Filter these entries so that only lines with the word "icon" remain.

▸ Supplied data:

========

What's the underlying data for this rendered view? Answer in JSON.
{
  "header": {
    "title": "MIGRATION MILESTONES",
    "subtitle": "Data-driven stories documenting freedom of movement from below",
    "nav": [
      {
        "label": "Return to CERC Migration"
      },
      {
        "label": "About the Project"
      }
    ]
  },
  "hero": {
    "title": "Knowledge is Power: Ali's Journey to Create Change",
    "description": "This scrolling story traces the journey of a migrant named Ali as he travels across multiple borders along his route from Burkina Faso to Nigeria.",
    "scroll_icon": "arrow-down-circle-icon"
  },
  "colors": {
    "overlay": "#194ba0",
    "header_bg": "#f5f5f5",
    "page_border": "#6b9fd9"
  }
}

========

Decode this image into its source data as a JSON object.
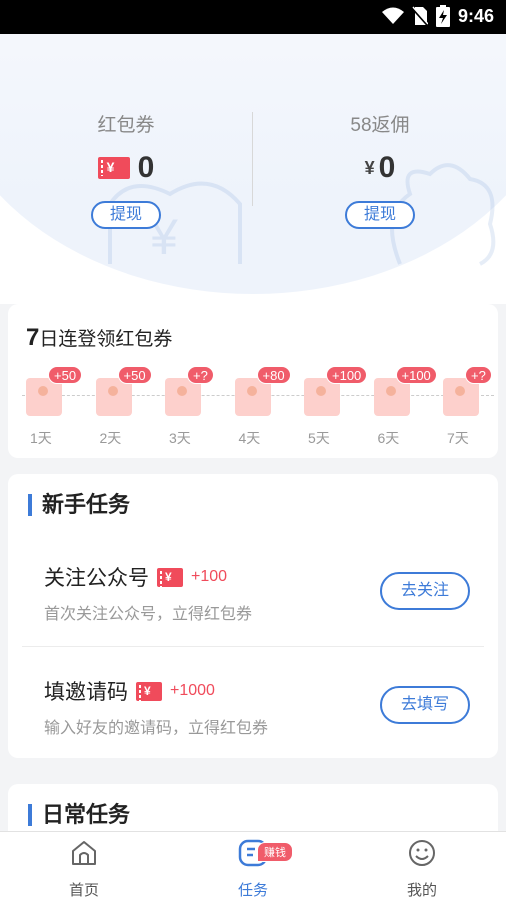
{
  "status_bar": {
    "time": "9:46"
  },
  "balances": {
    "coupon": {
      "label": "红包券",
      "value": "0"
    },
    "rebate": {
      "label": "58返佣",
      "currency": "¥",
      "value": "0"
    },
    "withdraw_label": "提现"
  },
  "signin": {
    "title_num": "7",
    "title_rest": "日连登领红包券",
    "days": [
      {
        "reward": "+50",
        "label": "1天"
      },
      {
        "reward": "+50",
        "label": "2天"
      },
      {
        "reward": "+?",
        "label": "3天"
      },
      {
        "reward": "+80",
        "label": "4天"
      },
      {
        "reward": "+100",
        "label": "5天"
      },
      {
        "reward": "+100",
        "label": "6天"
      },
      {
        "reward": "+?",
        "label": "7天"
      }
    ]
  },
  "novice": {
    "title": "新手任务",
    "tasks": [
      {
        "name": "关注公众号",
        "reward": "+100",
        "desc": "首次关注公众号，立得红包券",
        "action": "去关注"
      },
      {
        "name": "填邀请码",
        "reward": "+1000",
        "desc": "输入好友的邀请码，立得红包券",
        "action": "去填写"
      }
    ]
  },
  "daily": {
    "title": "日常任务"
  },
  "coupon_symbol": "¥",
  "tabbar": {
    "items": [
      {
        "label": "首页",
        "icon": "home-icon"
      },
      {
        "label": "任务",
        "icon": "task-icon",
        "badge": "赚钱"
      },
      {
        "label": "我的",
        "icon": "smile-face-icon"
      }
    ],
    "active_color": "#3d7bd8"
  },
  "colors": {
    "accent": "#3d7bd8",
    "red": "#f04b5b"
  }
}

========

▸ Complete output:
    "scroll_icon": "arrow-down-circle-icon"
        "icon": "home-icon"
        "icon": "task-icon",
        "icon": "smile-face-icon"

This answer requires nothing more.